───── PROVIDED RECORDS

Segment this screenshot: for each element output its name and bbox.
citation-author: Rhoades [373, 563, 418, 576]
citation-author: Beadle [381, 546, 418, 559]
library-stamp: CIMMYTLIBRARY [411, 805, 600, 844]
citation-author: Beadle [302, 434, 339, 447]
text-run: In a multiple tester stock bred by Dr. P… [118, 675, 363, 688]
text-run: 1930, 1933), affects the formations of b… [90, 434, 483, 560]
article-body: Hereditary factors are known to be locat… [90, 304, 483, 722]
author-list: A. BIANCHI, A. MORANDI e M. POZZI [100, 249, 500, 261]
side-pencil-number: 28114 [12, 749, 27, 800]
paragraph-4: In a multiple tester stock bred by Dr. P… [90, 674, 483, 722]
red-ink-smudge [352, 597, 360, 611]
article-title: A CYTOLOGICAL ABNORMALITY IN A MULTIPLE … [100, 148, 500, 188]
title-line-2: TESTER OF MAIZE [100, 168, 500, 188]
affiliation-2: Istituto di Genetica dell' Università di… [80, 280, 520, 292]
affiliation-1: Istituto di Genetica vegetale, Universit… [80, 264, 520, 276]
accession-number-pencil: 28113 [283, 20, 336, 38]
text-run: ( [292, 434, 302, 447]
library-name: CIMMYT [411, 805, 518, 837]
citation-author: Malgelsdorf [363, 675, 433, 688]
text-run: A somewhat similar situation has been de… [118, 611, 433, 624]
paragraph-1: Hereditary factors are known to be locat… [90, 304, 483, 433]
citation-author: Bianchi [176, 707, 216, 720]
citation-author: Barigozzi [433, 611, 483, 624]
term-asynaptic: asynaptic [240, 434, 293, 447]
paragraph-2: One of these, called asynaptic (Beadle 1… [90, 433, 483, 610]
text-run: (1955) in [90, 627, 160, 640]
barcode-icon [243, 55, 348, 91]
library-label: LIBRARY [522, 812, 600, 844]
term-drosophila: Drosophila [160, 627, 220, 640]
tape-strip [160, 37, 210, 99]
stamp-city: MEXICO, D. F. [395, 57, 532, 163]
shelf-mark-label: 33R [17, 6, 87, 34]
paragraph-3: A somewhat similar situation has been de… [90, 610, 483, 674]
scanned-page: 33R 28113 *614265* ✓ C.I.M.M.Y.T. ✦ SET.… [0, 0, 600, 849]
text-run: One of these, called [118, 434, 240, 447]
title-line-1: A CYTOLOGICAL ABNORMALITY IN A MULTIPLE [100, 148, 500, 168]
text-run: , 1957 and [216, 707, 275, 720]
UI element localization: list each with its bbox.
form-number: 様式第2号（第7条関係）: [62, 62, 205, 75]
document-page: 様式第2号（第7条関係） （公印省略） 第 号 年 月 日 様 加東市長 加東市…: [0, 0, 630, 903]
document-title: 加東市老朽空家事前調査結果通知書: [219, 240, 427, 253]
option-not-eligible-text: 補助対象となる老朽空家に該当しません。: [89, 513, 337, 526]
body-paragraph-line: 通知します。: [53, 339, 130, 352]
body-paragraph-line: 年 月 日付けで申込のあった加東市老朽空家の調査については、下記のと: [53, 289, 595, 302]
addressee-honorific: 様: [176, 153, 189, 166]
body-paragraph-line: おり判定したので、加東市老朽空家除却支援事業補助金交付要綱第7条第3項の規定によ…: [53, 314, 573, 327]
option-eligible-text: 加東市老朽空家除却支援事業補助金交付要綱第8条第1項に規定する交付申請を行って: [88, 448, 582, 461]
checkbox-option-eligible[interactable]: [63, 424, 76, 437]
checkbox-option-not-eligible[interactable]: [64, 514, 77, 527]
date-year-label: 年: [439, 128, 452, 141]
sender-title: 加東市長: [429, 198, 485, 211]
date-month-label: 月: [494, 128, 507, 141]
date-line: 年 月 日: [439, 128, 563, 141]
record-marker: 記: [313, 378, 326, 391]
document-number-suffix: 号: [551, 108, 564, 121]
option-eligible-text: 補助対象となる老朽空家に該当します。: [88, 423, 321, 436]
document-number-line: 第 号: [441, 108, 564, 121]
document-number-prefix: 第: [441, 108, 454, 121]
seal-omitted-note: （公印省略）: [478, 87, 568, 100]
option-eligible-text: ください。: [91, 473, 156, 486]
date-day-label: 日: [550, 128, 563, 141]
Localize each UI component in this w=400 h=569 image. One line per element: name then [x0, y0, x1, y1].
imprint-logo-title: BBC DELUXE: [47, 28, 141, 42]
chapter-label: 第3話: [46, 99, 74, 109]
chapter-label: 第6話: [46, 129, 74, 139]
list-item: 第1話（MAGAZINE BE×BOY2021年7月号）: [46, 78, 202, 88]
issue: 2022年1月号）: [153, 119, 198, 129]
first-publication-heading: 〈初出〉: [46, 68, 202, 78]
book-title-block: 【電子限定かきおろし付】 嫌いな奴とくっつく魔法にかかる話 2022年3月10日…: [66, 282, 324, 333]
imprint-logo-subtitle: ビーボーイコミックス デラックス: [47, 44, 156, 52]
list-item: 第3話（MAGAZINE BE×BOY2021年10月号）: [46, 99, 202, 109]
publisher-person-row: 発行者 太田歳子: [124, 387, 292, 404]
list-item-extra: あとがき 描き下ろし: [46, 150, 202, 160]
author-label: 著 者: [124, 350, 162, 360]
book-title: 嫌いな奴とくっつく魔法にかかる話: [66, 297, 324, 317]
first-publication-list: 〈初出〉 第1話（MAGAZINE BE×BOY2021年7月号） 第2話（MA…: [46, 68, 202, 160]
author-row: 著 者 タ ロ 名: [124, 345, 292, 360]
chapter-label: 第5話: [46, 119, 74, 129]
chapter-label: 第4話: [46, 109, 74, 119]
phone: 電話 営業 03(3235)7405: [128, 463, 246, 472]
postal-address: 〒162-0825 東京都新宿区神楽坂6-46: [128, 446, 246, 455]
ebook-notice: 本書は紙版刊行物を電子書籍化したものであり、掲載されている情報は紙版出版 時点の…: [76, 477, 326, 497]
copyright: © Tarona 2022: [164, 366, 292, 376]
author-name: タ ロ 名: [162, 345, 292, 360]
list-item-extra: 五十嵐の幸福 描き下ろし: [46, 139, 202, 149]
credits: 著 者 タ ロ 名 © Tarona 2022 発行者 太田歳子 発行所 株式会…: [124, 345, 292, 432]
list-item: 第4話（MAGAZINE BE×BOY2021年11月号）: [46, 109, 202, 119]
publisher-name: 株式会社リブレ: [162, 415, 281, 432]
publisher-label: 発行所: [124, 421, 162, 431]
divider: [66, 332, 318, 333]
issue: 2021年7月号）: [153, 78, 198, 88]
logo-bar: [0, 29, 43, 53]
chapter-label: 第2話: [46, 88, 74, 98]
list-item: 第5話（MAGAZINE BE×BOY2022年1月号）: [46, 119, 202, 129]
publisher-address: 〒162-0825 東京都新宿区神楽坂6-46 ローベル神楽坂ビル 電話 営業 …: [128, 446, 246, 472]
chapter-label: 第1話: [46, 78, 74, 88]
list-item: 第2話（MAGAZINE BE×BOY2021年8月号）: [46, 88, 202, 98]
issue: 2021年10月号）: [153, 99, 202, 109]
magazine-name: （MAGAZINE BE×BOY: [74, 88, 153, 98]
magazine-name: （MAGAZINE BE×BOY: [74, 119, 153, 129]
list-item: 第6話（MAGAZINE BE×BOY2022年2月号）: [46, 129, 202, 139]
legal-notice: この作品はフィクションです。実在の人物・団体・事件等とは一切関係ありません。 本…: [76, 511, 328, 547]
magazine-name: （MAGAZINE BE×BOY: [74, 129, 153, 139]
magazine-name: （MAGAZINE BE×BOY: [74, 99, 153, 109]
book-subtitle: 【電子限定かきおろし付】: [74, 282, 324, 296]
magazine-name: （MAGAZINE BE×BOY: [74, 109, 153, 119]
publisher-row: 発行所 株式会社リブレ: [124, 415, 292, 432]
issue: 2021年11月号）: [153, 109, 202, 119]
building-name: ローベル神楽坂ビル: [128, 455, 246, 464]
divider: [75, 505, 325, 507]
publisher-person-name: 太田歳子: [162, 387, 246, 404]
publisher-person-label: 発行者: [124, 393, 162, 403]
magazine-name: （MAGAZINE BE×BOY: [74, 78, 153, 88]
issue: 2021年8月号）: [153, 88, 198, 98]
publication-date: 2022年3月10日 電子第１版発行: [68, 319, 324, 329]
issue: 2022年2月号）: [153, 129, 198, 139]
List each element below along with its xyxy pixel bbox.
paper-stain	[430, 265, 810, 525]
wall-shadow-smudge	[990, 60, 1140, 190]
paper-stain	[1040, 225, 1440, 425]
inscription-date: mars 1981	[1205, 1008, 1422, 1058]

──────────

TASK DIRECTIONS:
Reproduce the data from its first line up to and including the line with "citation-author: Beadle [302, 434, 339, 447]", replacing "citation-author" with "cited-author" and leaving everything else unchanged.

OUTPUT FOR THIS EXERCISE:
Segment this screenshot: for each element output its name and bbox.
cited-author: Rhoades [373, 563, 418, 576]
cited-author: Beadle [381, 546, 418, 559]
library-stamp: CIMMYTLIBRARY [411, 805, 600, 844]
cited-author: Beadle [302, 434, 339, 447]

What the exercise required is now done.